-------- Available data

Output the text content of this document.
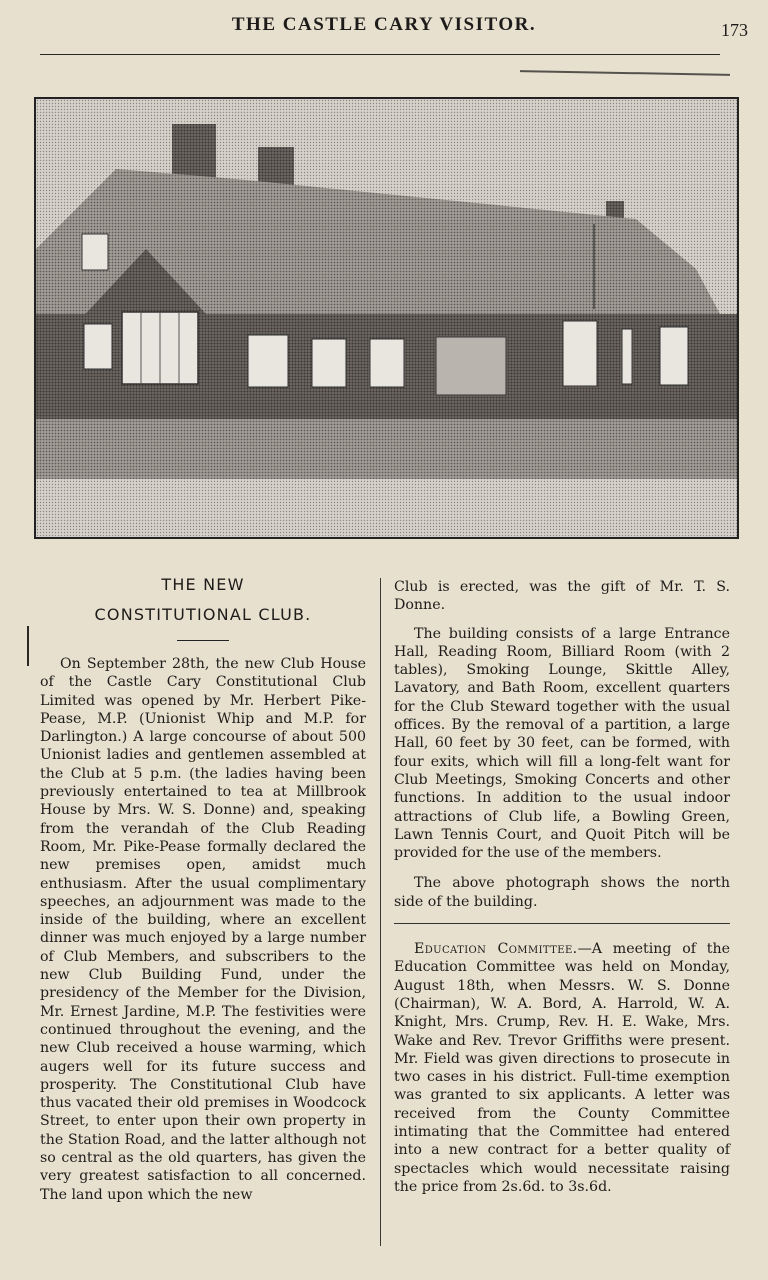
THE CASTLE CARY VISITOR.	173
THE NEW
CONSTITUTIONAL CLUB.

On September 28th, the new Club House of the Castle Cary Constitutional Club Limited was opened by Mr. Herbert Pike-Pease, M.P. (Unionist Whip and M.P. for Darlington.) A large concourse of about 500 Unionist ladies and gentlemen assembled at the Club at 5 p.m. (the ladies having been previously entertained to tea at Millbrook House by Mrs. W. S. Donne) and, speaking from the verandah of the Club Reading Room, Mr. Pike-Pease formally declared the new premises open, amidst much enthusiasm. After the usual complimentary speeches, an adjournment was made to the inside of the building, where an excellent dinner was much enjoyed by a large number of Club Members, and subscribers to the new Club Building Fund, under the presidency of the Member for the Division, Mr. Ernest Jardine, M.P. The festivities were continued throughout the evening, and the new Club received a house warming, which augers well for its future success and prosperity. The Constitutional Club have thus vacated their old premises in Woodcock Street, to enter upon their own property in the Station Road, and the latter although not so central as the old quarters, has given the very greatest satisfaction to all concerned. The land upon which the new

Club is erected, was the gift of Mr. T. S. Donne.

The building consists of a large Entrance Hall, Reading Room, Billiard Room (with 2 tables), Smoking Lounge, Skittle Alley, Lavatory, and Bath Room, excellent quarters for the Club Steward together with the usual offices. By the removal of a partition, a large Hall, 60 feet by 30 feet, can be formed, with four exits, which will fill a long-felt want for Club Meetings, Smoking Concerts and other functions. In addition to the usual indoor attractions of Club life, a Bowling Green, Lawn Tennis Court, and Quoit Pitch will be provided for the use of the members.

The above photograph shows the north side of the building.

Education Committee.—A meeting of the Education Committee was held on Monday, August 18th, when Messrs. W. S. Donne (Chairman), W. A. Bord, A. Harrold, W. A. Knight, Mrs. Crump, Rev. H. E. Wake, Mrs. Wake and Rev. Trevor Griffiths were present. Mr. Field was given directions to prosecute in two cases in his district. Full-time exemption was granted to six applicants. A letter was received from the County Committee intimating that the Committee had entered into a new contract for a better quality of spectacles which would necessitate raising the price from 2s.6d. to 3s.6d.
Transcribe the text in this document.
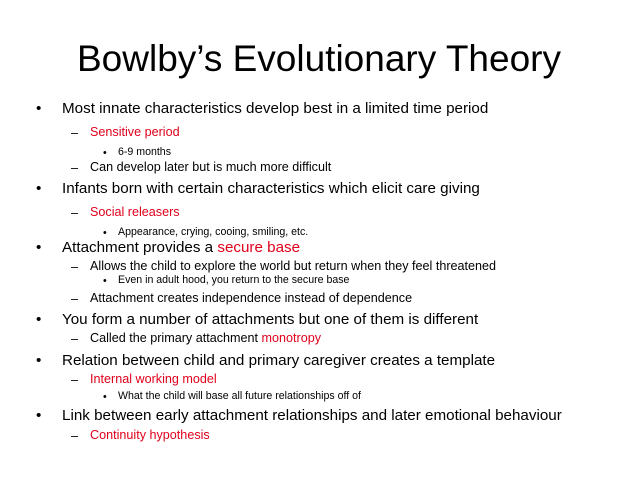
Bowlby’s Evolutionary Theory
• Most innate characteristics develop best in a limited time period
– Sensitive period
• 6-9 months
– Can develop later but is much more difficult
• Infants born with certain characteristics which elicit care giving
– Social releasers
• Appearance, crying, cooing, smiling, etc.
• Attachment provides a secure base
– Allows the child to explore the world but return when they feel threatened
• Even in adult hood, you return to the secure base
– Attachment creates independence instead of dependence
• You form a number of attachments but one of them is different
– Called the primary attachment monotropy
• Relation between child and primary caregiver creates a template
– Internal working model
• What the child will base all future relationships off of
• Link between early attachment relationships and later emotional behaviour
– Continuity hypothesis
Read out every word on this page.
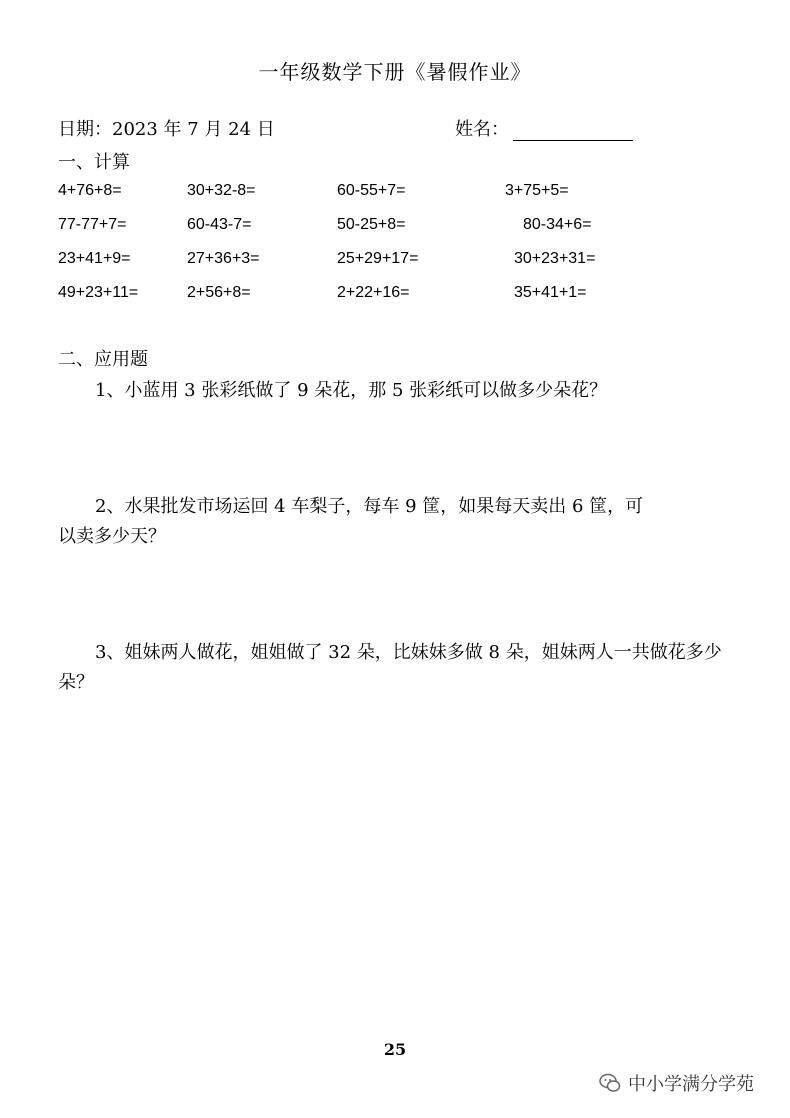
一年级数学下册《暑假作业》
日期：2023 年 7 月 24 日	姓名：
一、计算
4+76+8=	30+32-8=	60-55+7=	3+75+5=
77-77+7=	60-43-7=	50-25+8=	80-34+6=
23+41+9=	27+36+3=	25+29+17=	30+23+31=
49+23+11=	2+56+8=	2+22+16=	35+41+1=
二、应用题
1、小蓝用 3 张彩纸做了 9 朵花，那 5 张彩纸可以做多少朵花？
2、水果批发市场运回 4 车梨子，每车 9 筐，如果每天卖出 6 筐，可
以卖多少天？
3、姐妹两人做花，姐姐做了 32 朵，比妹妹多做 8 朵，姐妹两人一共做花多少
朵？
25
中小学满分学苑
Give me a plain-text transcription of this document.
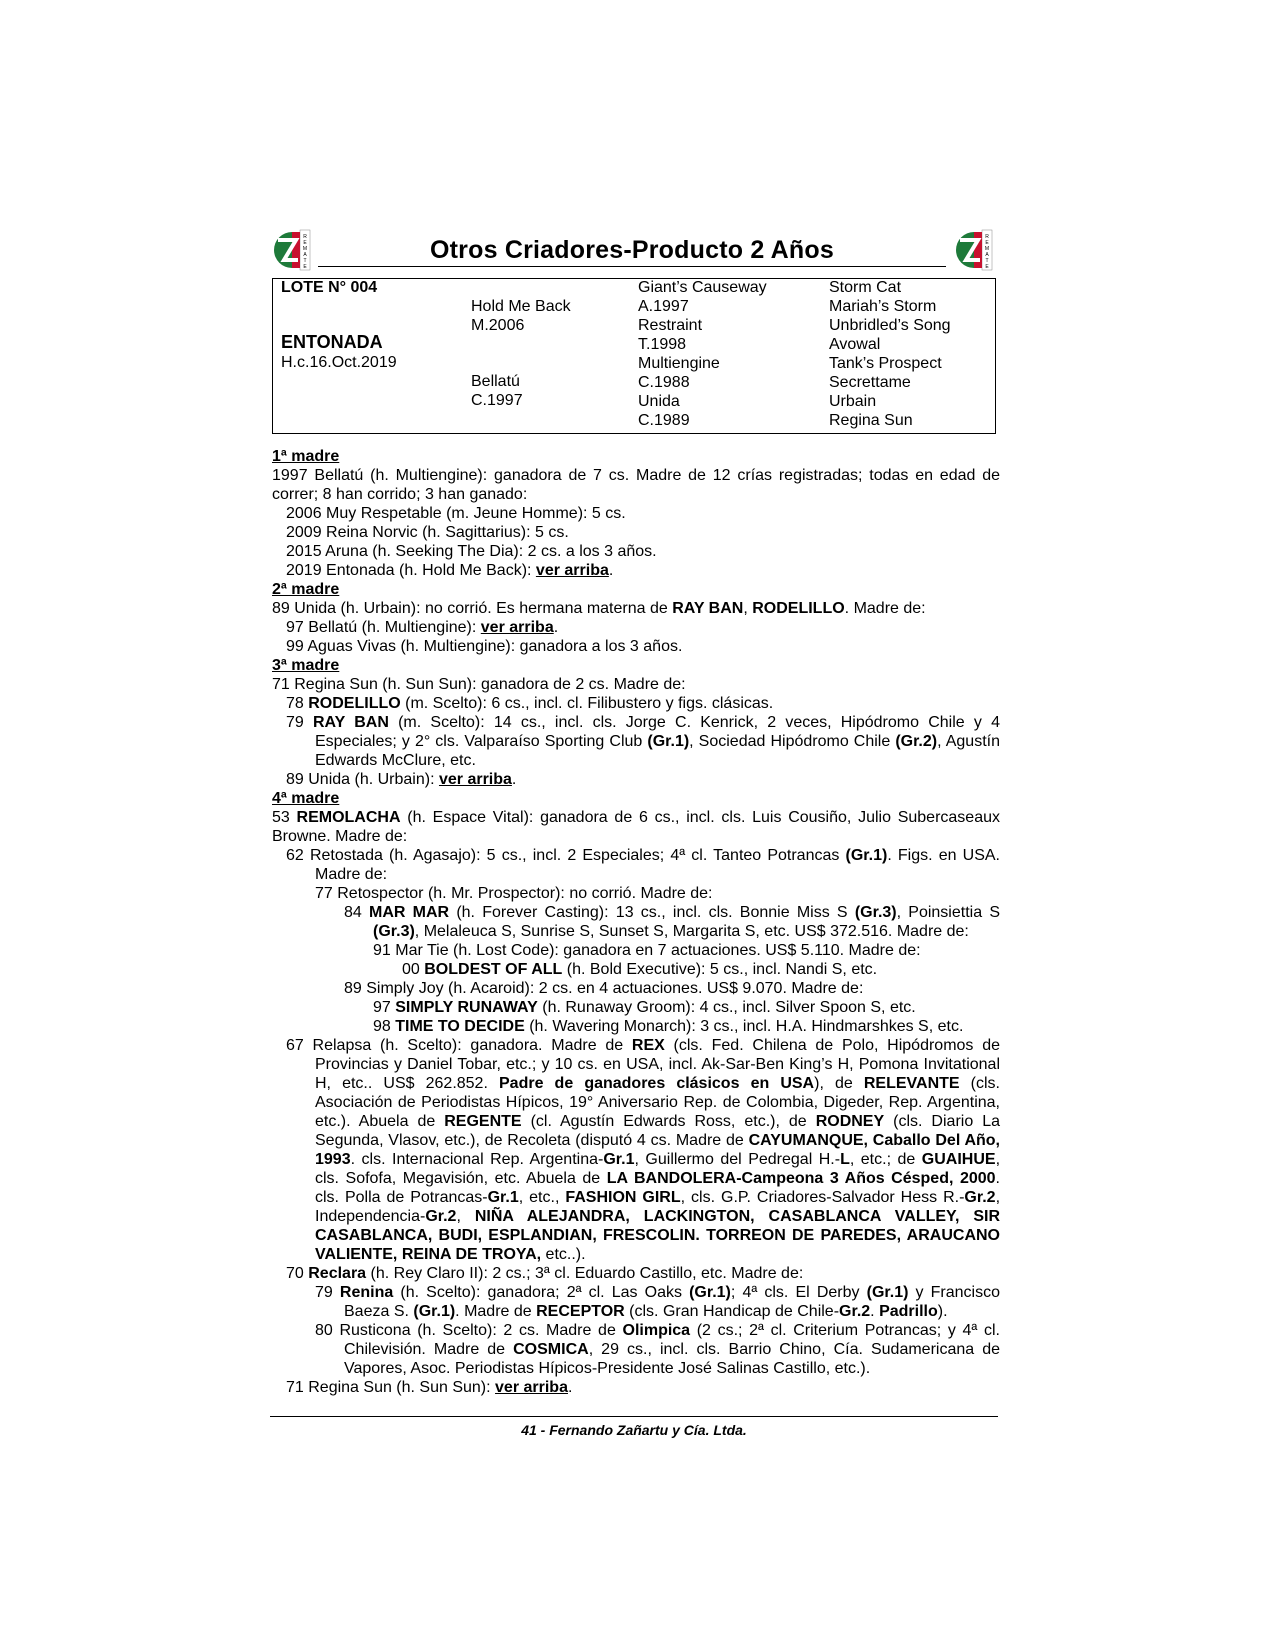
R
E
M
A
T
E
R
E
M
A
T
E
Otros Criadores-Producto 2 Años
LOTE N° 004
ENTONADA
H.c.16.Oct.2019
Hold Me Back
M.2006
Bellatú
C.1997
Giant’s Causeway
A.1997
Restraint
T.1998
Multiengine
C.1988
Unida
C.1989
Storm Cat
Mariah’s Storm
Unbridled’s Song
Avowal
Tank’s Prospect
Secrettame
Urbain
Regina Sun
1ª madre
1997 Bellatú (h. Multiengine): ganadora de 7 cs. Madre de 12 crías registradas; todas en edad de
correr; 8 han corrido; 3 han ganado:
2006 Muy Respetable (m. Jeune Homme): 5 cs.
2009 Reina Norvic (h. Sagittarius): 5 cs.
2015 Aruna (h. Seeking The Dia): 2 cs. a los 3 años.
2019 Entonada (h. Hold Me Back): ver arriba.
2ª madre
89 Unida (h. Urbain): no corrió. Es hermana materna de RAY BAN, RODELILLO. Madre de:
97 Bellatú (h. Multiengine): ver arriba.
99 Aguas Vivas (h. Multiengine): ganadora a los 3 años.
3ª madre
71 Regina Sun (h. Sun Sun): ganadora de 2 cs. Madre de:
78 RODELILLO (m. Scelto): 6 cs., incl. cl. Filibustero y figs. clásicas.
79 RAY BAN (m. Scelto): 14 cs., incl. cls. Jorge C. Kenrick, 2 veces, Hipódromo Chile y 4 Especiales; y 2° cls. Valparaíso Sporting Club (Gr.1), Sociedad Hipódromo Chile (Gr.2), Agustín Edwards McClure, etc.
89 Unida (h. Urbain): ver arriba.
4ª madre
53 REMOLACHA (h. Espace Vital): ganadora de 6 cs., incl. cls. Luis Cousiño, Julio Subercaseaux Browne. Madre de:
62 Retostada (h. Agasajo): 5 cs., incl. 2 Especiales; 4ª cl. Tanteo Potrancas (Gr.1). Figs. en USA. Madre de:
77 Retospector (h. Mr. Prospector): no corrió. Madre de:
84 MAR MAR (h. Forever Casting): 13 cs., incl. cls. Bonnie Miss S (Gr.3), Poinsiettia S (Gr.3), Melaleuca S, Sunrise S, Sunset S, Margarita S, etc. US$ 372.516. Madre de:
91 Mar Tie (h. Lost Code): ganadora en 7 actuaciones. US$ 5.110. Madre de:
00 BOLDEST OF ALL (h. Bold Executive): 5 cs., incl. Nandi S, etc.
89 Simply Joy (h. Acaroid): 2 cs. en 4 actuaciones. US$ 9.070. Madre de:
97 SIMPLY RUNAWAY (h. Runaway Groom): 4 cs., incl. Silver Spoon S, etc.
98 TIME TO DECIDE (h. Wavering Monarch): 3 cs., incl. H.A. Hindmarshkes S, etc.
67 Relapsa (h. Scelto): ganadora. Madre de REX (cls. Fed. Chilena de Polo, Hipódromos de Provincias y Daniel Tobar, etc.; y 10 cs. en USA, incl. Ak-Sar-Ben King’s H, Pomona Invitational H, etc.. US$ 262.852. Padre de ganadores clásicos en USA), de RELEVANTE (cls. Asociación de Periodistas Hípicos, 19° Aniversario Rep. de Colombia, Digeder, Rep. Argentina, etc.). Abuela de REGENTE (cl. Agustín Edwards Ross, etc.), de RODNEY (cls. Diario La Segunda, Vlasov, etc.), de Recoleta (disputó 4 cs. Madre de CAYUMANQUE, Caballo Del Año, 1993. cls. Internacional Rep. Argentina-Gr.1, Guillermo del Pedregal H.-L, etc.; de GUAIHUE, cls. Sofofa, Megavisión, etc. Abuela de LA BANDOLERA-Campeona 3 Años Césped, 2000. cls. Polla de Potrancas-Gr.1, etc., FASHION GIRL, cls. G.P. Criadores-Salvador Hess R.-Gr.2, Independencia-Gr.2, NIÑA ALEJANDRA, LACKINGTON, CASABLANCA VALLEY, SIR CASABLANCA, BUDI, ESPLANDIAN, FRESCOLIN. TORREON DE PAREDES, ARAUCANO VALIENTE, REINA DE TROYA, etc..).
70 Reclara (h. Rey Claro II): 2 cs.; 3ª cl. Eduardo Castillo, etc. Madre de:
79 Renina (h. Scelto): ganadora; 2ª cl. Las Oaks (Gr.1); 4ª cls. El Derby (Gr.1) y Francisco Baeza S. (Gr.1). Madre de RECEPTOR (cls. Gran Handicap de Chile-Gr.2. Padrillo).
80 Rusticona (h. Scelto): 2 cs. Madre de Olimpica (2 cs.; 2ª cl. Criterium Potrancas; y 4ª cl. Chilevisión. Madre de COSMICA, 29 cs., incl. cls. Barrio Chino, Cía. Sudamericana de Vapores, Asoc. Periodistas Hípicos-Presidente José Salinas Castillo, etc.).
71 Regina Sun (h. Sun Sun): ver arriba.
41 - Fernando Zañartu y Cía. Ltda.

----------------

Given instruction = Show all lines in the entries above where the string "Unida" appears.

Written reply =
Unida
89 Unida (h. Urbain): no corrió. Es hermana materna de RAY BAN, RODELILLO. Madre de:
89 Unida (h. Urbain): ver arriba.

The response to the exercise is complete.